··· Data section ···

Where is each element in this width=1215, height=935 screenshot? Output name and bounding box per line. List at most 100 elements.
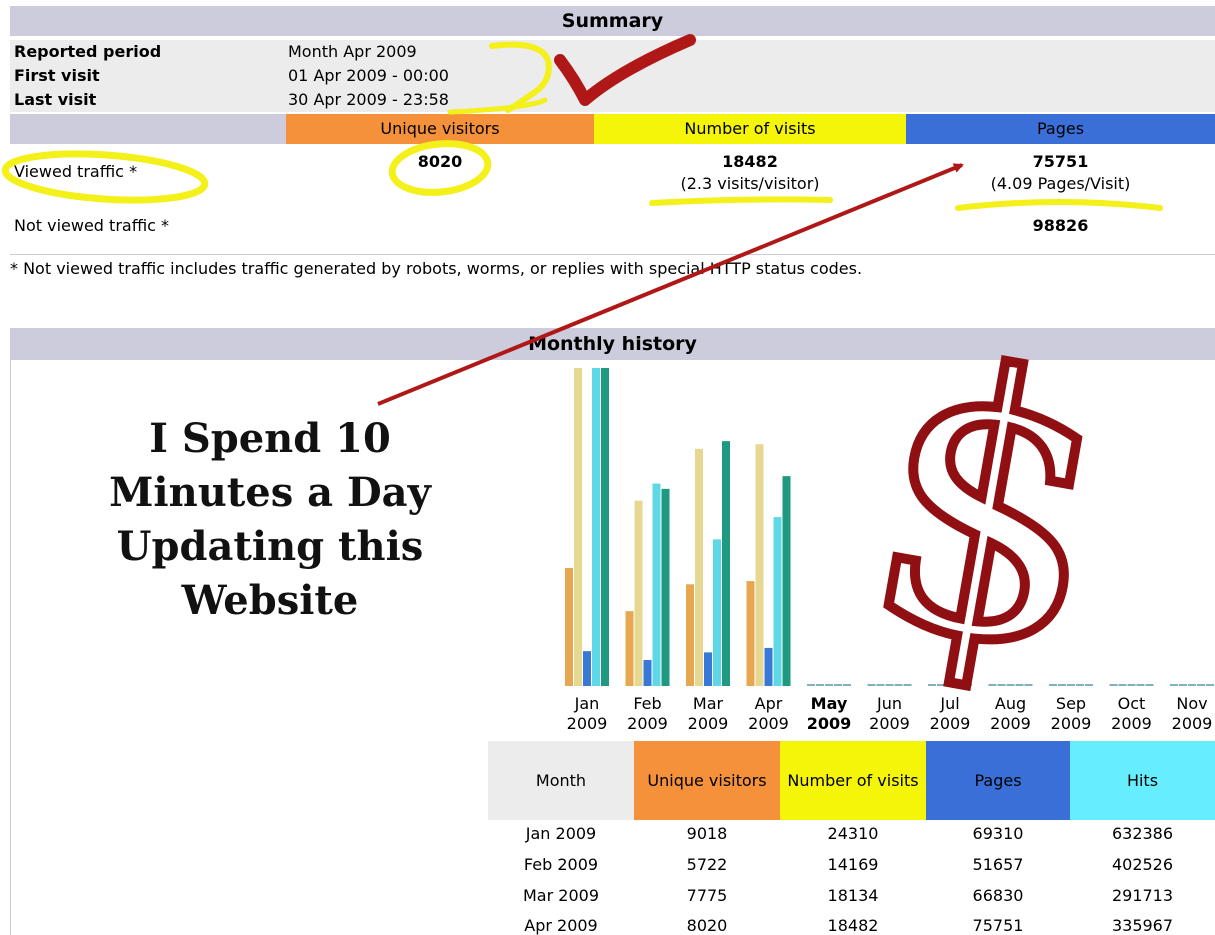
bar-bandwidth (782, 476, 791, 686)
table-cell-unique: 8020 (686, 916, 728, 935)
bar-hits (1197, 684, 1205, 686)
bar-bandwidth (1206, 684, 1214, 686)
bar-visits (816, 684, 824, 686)
last-visit-label: Last visit (14, 90, 97, 109)
last-visit-value: 30 Apr 2009 - 23:58 (288, 90, 449, 109)
table-header-pages: Pages (926, 741, 1070, 820)
bar-unique (686, 584, 694, 686)
table-cell-month: Mar 2009 (523, 886, 599, 905)
summary-header-spacer (10, 114, 286, 144)
bar-bandwidth (964, 684, 972, 686)
bar-visits (1118, 684, 1127, 686)
month-tick-label: Jul 2009 (929, 694, 971, 733)
month-tick-label: Sep 2009 (1050, 694, 1092, 733)
table-cell-hits: 402526 (1111, 855, 1174, 874)
table-header-hits: Hits (1070, 741, 1215, 820)
table-cell-visits: 24310 (827, 824, 879, 843)
viewed-unique-visitors: 8020 (417, 152, 463, 171)
table-header-visits: Number of visits (780, 741, 926, 820)
reported-period-row: Reported period Month Apr 2009 (10, 40, 1215, 64)
table-cell-unique: 7775 (686, 886, 728, 905)
table-cell-month: Feb 2009 (523, 855, 599, 874)
viewed-visits: 18482 (722, 152, 778, 171)
first-visit-value: 01 Apr 2009 - 00:00 (288, 66, 449, 85)
bar-pages (1067, 684, 1075, 686)
bar-bandwidth (722, 441, 730, 686)
month-tick-label: Jan 2009 (566, 694, 608, 733)
table-cell-pages: 51657 (972, 855, 1024, 874)
table-cell-pages: 75751 (972, 916, 1024, 935)
table-header-month: Month (488, 741, 634, 820)
table-cell-month: Apr 2009 (524, 916, 598, 935)
bar-bandwidth (601, 368, 609, 686)
section-left-border (10, 360, 11, 935)
bar-unique (1170, 684, 1178, 686)
bar-pages (704, 652, 712, 686)
first-visit-row: First visit 01 Apr 2009 - 00:00 (10, 64, 1215, 88)
bar-pages (583, 651, 591, 686)
bar-pages (1188, 684, 1196, 686)
bar-unique (988, 684, 997, 686)
bar-hits (713, 539, 721, 686)
bar-bandwidth (1085, 684, 1093, 686)
bar-pages (643, 660, 652, 686)
bar-unique (746, 581, 755, 686)
bar-pages (764, 647, 773, 686)
not-viewed-pages: 98826 (1032, 216, 1089, 235)
bar-hits (1076, 684, 1084, 686)
not-viewed-traffic-label: Not viewed traffic * (14, 216, 170, 235)
table-cell-hits: 335967 (1111, 916, 1174, 935)
unique-visitors-header: Unique visitors (286, 114, 594, 144)
bar-hits (955, 684, 963, 686)
bar-hits (834, 684, 842, 686)
month-tick-label: May 2009 (806, 694, 852, 733)
reported-period-value: Month Apr 2009 (288, 42, 417, 61)
bar-unique (565, 568, 573, 686)
reported-period-label: Reported period (14, 42, 162, 61)
bar-pages (885, 684, 894, 686)
bar-hits (592, 368, 600, 686)
monthly-history-chart (565, 368, 1214, 686)
promo-caption: I Spend 10 Minutes a Day Updating this W… (60, 412, 480, 628)
bar-bandwidth (843, 684, 851, 686)
bar-visits (937, 684, 945, 686)
visits-header: Number of visits (594, 114, 906, 144)
bar-pages (1006, 684, 1015, 686)
bar-unique (625, 611, 634, 686)
bar-bandwidth (1024, 684, 1033, 686)
bar-unique (867, 684, 876, 686)
bar-unique (1109, 684, 1118, 686)
bar-bandwidth (661, 488, 670, 686)
bar-bandwidth (1145, 684, 1154, 686)
bar-bandwidth (903, 684, 912, 686)
bar-hits (1015, 684, 1024, 686)
promo-line: Website (181, 577, 359, 624)
table-cell-pages: 69310 (972, 824, 1024, 843)
first-visit-label: First visit (14, 66, 100, 85)
month-tick-label: Oct 2009 (1111, 694, 1152, 733)
promo-line: Updating this (116, 523, 424, 570)
bar-hits (1136, 684, 1145, 686)
bar-visits (1058, 684, 1066, 686)
bar-visits (755, 444, 764, 686)
bar-hits (894, 684, 903, 686)
table-cell-visits: 14169 (827, 855, 879, 874)
bar-hits (773, 517, 782, 686)
month-tick-label: Mar 2009 (687, 694, 729, 733)
month-tick-label: Feb 2009 (627, 694, 668, 733)
month-tick-label: Apr 2009 (748, 694, 789, 733)
bar-hits (652, 483, 661, 686)
promo-line: Minutes a Day (109, 469, 431, 516)
bar-visits (695, 448, 703, 686)
table-cell-hits: 291713 (1111, 886, 1174, 905)
visits-per-visitor: (2.3 visits/visitor) (680, 174, 820, 193)
table-header-unique: Unique visitors (634, 741, 780, 820)
promo-line: I Spend 10 (149, 415, 391, 462)
summary-header: Summary (10, 6, 1215, 36)
bar-unique (1049, 684, 1057, 686)
month-tick-label: Nov 2009 (1171, 694, 1213, 733)
table-cell-hits: 632386 (1111, 824, 1174, 843)
table-cell-pages: 66830 (972, 886, 1024, 905)
table-cell-visits: 18482 (827, 916, 879, 935)
month-tick-label: Aug 2009 (990, 694, 1031, 733)
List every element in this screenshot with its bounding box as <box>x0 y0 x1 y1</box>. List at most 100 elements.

···

§ **Problem details**:
Write out the lines from the one containing "bar-bandwidth (782, 476, 791, 686)" through the one containing "last-visit-label: Last visit", inclusive, without any changes.

§ **Response below**:
bar-bandwidth (782, 476, 791, 686)
table-cell-unique: 8020 (686, 916, 728, 935)
bar-hits (1197, 684, 1205, 686)
bar-bandwidth (1206, 684, 1214, 686)
bar-visits (816, 684, 824, 686)
last-visit-label: Last visit (14, 90, 97, 109)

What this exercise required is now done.